══ Input

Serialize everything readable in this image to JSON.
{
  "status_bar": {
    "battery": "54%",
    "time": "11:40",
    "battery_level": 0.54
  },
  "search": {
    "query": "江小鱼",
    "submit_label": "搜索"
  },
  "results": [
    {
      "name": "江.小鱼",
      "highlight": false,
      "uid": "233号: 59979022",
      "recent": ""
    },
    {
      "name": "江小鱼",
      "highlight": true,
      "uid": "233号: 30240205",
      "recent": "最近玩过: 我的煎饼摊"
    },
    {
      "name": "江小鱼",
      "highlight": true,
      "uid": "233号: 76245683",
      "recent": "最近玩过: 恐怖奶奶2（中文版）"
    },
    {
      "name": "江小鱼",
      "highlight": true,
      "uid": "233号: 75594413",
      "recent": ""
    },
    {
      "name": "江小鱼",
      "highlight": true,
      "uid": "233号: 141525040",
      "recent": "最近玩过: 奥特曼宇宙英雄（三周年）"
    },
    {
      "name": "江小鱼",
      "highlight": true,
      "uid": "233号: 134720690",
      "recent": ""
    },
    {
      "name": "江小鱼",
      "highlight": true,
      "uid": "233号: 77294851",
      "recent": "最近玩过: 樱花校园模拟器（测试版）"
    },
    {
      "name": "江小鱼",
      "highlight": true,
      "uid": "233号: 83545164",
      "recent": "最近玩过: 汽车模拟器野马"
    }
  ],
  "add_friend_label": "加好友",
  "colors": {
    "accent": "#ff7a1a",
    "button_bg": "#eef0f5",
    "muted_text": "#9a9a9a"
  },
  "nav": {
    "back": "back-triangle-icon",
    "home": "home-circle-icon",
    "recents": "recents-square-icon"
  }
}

════

### Direction
Restate the data above exactly, keeping each word as it stands.

### Reply
Serialize everything readable in this image to JSON.
{
  "status_bar": {
    "battery": "54%",
    "time": "11:40",
    "battery_level": 0.54
  },
  "search": {
    "query": "江小鱼",
    "submit_label": "搜索"
  },
  "results": [
    {
      "name": "江.小鱼",
      "highlight": false,
      "uid": "233号: 59979022",
      "recent": ""
    },
    {
      "name": "江小鱼",
      "highlight": true,
      "uid": "233号: 30240205",
      "recent": "最近玩过: 我的煎饼摊"
    },
    {
      "name": "江小鱼",
      "highlight": true,
      "uid": "233号: 76245683",
      "recent": "最近玩过: 恐怖奶奶2（中文版）"
    },
    {
      "name": "江小鱼",
      "highlight": true,
      "uid": "233号: 75594413",
      "recent": ""
    },
    {
      "name": "江小鱼",
      "highlight": true,
      "uid": "233号: 141525040",
      "recent": "最近玩过: 奥特曼宇宙英雄（三周年）"
    },
    {
      "name": "江小鱼",
      "highlight": true,
      "uid": "233号: 134720690",
      "recent": ""
    },
    {
      "name": "江小鱼",
      "highlight": true,
      "uid": "233号: 77294851",
      "recent": "最近玩过: 樱花校园模拟器（测试版）"
    },
    {
      "name": "江小鱼",
      "highlight": true,
      "uid": "233号: 83545164",
      "recent": "最近玩过: 汽车模拟器野马"
    }
  ],
  "add_friend_label": "加好友",
  "colors": {
    "accent": "#ff7a1a",
    "button_bg": "#eef0f5",
    "muted_text": "#9a9a9a"
  },
  "nav": {
    "back": "back-triangle-icon",
    "home": "home-circle-icon",
    "recents": "recents-square-icon"
  }
}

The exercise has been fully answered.